The exercise
Look through the material below. Copy each line that contains the string "color".
--- Begin Source material ---
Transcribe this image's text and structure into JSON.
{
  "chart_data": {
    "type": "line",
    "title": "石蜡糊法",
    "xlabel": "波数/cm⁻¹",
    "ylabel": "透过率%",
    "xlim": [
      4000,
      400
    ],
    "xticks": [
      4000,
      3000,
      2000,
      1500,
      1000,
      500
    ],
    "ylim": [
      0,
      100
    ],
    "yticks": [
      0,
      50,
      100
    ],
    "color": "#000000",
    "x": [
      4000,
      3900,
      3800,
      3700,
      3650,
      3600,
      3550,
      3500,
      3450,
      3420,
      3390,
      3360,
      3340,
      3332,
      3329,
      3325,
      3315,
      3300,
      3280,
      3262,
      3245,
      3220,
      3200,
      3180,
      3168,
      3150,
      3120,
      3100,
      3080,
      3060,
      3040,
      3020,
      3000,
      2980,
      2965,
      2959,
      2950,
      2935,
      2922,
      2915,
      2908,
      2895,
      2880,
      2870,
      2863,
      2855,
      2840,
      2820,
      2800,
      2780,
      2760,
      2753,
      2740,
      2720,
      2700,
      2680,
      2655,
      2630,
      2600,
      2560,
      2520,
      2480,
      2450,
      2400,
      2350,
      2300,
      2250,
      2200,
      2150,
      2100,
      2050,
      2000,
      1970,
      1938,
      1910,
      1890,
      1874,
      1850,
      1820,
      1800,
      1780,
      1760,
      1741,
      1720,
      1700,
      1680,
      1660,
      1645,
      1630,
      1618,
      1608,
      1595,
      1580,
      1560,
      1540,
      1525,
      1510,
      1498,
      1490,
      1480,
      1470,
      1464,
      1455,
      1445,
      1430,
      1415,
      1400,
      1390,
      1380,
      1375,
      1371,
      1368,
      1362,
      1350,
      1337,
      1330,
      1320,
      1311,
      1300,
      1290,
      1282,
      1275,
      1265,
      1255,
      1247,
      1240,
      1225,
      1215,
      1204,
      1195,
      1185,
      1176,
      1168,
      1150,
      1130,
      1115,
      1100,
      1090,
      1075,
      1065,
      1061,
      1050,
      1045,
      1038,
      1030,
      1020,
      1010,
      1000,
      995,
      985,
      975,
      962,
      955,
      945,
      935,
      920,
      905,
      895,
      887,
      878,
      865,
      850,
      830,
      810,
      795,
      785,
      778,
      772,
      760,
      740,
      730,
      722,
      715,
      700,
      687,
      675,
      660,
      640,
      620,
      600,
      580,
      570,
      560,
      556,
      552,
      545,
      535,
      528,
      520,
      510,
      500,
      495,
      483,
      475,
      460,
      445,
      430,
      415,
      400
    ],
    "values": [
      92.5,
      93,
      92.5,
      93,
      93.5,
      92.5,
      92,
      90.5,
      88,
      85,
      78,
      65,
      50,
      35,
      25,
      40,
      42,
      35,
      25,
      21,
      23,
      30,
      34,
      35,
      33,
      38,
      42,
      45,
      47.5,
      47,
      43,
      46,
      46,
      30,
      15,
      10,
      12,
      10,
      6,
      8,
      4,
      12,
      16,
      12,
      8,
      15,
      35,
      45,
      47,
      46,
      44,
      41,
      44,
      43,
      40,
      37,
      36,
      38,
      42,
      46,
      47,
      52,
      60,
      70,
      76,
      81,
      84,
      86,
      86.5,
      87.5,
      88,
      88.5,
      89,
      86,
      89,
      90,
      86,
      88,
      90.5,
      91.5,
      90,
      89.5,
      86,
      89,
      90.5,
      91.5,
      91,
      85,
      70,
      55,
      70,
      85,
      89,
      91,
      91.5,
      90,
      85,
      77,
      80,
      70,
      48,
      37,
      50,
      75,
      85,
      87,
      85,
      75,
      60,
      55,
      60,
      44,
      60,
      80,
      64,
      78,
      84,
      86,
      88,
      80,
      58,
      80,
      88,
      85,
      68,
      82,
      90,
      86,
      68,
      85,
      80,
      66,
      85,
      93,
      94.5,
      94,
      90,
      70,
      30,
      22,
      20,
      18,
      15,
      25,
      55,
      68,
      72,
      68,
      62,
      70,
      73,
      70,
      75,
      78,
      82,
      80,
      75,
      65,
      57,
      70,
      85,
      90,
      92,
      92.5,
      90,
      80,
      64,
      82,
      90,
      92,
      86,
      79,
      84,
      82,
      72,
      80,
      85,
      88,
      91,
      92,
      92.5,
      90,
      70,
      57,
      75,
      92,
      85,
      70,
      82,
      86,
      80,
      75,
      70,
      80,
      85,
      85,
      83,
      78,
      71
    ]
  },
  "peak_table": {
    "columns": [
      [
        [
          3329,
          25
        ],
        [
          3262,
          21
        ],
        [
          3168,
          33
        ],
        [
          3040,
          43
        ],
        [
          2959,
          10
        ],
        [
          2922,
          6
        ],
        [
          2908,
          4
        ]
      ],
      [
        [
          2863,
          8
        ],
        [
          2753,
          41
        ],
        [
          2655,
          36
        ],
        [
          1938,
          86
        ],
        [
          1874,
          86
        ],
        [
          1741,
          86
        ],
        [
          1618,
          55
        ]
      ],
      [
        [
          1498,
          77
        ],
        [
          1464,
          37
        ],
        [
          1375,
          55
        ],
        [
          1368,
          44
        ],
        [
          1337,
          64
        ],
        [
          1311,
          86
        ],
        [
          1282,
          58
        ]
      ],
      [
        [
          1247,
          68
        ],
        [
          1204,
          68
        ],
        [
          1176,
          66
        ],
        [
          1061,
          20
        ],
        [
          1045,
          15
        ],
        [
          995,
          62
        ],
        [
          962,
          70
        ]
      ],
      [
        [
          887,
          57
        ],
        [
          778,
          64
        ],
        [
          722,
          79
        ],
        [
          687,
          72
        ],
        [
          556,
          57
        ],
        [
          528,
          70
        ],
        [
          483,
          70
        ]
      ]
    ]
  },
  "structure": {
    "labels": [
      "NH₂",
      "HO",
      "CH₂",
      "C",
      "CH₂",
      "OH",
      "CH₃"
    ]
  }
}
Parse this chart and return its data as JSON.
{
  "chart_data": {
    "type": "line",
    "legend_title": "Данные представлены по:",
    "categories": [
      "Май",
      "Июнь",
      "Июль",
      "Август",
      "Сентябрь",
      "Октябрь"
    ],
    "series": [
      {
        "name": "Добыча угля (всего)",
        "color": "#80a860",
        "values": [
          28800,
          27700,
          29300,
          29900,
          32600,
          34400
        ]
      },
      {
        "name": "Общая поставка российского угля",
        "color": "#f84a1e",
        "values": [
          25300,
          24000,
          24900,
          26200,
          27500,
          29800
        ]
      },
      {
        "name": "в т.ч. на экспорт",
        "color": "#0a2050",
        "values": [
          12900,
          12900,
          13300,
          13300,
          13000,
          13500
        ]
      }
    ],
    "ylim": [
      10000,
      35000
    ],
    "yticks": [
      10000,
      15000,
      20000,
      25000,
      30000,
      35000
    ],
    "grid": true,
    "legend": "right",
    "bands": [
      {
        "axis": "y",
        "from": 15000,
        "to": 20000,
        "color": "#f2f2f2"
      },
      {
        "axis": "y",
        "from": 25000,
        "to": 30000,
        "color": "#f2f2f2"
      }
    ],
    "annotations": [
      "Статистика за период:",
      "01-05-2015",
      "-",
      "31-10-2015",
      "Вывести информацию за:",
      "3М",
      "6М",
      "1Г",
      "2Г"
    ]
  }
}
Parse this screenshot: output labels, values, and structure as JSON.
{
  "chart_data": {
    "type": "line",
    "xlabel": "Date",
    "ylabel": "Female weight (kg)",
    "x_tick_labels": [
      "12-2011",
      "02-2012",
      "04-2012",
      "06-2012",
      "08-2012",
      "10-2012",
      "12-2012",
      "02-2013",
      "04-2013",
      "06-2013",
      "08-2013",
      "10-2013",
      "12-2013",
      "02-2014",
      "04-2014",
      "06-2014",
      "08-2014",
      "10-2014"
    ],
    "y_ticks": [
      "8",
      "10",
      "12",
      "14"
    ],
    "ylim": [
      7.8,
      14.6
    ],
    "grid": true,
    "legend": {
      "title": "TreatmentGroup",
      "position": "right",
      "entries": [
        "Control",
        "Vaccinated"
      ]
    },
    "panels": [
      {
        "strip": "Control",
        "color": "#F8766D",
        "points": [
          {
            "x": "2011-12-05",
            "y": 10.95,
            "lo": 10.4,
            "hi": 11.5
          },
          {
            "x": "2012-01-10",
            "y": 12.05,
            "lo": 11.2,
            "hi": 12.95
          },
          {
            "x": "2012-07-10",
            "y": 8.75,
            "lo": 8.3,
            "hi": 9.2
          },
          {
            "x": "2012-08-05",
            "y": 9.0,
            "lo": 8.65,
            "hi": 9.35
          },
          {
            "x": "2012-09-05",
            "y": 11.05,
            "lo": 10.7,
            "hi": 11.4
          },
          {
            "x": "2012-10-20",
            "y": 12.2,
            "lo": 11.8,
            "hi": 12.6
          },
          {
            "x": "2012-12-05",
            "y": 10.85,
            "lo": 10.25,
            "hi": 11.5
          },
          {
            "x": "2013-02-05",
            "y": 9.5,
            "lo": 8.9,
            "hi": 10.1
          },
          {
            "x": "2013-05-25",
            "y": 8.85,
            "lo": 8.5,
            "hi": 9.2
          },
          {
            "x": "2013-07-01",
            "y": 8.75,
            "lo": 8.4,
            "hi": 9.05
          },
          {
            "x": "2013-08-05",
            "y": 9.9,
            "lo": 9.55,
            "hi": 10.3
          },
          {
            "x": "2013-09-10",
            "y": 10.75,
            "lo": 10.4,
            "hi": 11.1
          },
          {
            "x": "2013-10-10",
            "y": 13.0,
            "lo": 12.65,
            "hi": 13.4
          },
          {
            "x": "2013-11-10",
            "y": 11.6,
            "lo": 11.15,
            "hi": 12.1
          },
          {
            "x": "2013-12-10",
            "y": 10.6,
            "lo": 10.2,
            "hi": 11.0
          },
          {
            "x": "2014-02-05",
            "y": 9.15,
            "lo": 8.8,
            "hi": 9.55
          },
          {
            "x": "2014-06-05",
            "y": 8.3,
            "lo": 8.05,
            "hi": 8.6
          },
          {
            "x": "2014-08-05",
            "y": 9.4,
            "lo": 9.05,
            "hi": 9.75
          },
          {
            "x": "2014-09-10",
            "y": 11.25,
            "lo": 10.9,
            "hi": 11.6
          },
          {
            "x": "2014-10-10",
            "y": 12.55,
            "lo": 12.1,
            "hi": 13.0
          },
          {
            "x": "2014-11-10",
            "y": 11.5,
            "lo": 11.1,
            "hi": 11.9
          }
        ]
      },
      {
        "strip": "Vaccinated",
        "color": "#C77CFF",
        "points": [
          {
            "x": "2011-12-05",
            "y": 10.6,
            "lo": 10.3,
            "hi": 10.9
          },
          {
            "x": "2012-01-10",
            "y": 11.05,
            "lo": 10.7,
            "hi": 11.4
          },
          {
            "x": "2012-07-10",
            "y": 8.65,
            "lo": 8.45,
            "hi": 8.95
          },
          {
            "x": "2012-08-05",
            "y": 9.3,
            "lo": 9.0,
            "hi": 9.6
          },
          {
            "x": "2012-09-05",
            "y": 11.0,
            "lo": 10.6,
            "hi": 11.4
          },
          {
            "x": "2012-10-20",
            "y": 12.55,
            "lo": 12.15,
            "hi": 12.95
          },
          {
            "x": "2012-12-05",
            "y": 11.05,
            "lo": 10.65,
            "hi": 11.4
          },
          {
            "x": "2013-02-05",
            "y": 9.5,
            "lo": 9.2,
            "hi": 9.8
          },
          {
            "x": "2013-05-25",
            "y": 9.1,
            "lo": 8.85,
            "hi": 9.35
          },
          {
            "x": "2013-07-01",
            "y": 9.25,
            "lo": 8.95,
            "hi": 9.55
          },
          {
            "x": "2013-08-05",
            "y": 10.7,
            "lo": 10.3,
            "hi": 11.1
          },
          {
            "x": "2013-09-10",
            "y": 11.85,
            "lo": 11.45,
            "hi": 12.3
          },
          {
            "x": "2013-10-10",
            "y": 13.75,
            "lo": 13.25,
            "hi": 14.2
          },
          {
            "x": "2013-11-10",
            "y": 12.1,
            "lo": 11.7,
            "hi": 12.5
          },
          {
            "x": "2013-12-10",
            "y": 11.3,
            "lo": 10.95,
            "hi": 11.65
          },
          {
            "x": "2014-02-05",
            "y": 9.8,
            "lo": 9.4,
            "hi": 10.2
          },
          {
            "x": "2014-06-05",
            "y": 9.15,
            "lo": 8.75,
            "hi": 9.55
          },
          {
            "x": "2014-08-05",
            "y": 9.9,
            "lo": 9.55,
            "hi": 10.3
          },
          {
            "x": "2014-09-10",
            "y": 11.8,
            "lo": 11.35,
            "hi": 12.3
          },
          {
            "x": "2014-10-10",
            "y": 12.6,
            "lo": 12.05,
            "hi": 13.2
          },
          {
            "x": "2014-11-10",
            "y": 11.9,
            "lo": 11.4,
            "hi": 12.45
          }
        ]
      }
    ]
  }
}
--- End Source material ---
Answer to the task
    "color": "#000000",
        "color": "#80a860",
        "color": "#f84a1e",
        "color": "#0a2050",
        "color": "#f2f2f2"
        "color": "#f2f2f2"
        "color": "#F8766D",
        "color": "#C77CFF",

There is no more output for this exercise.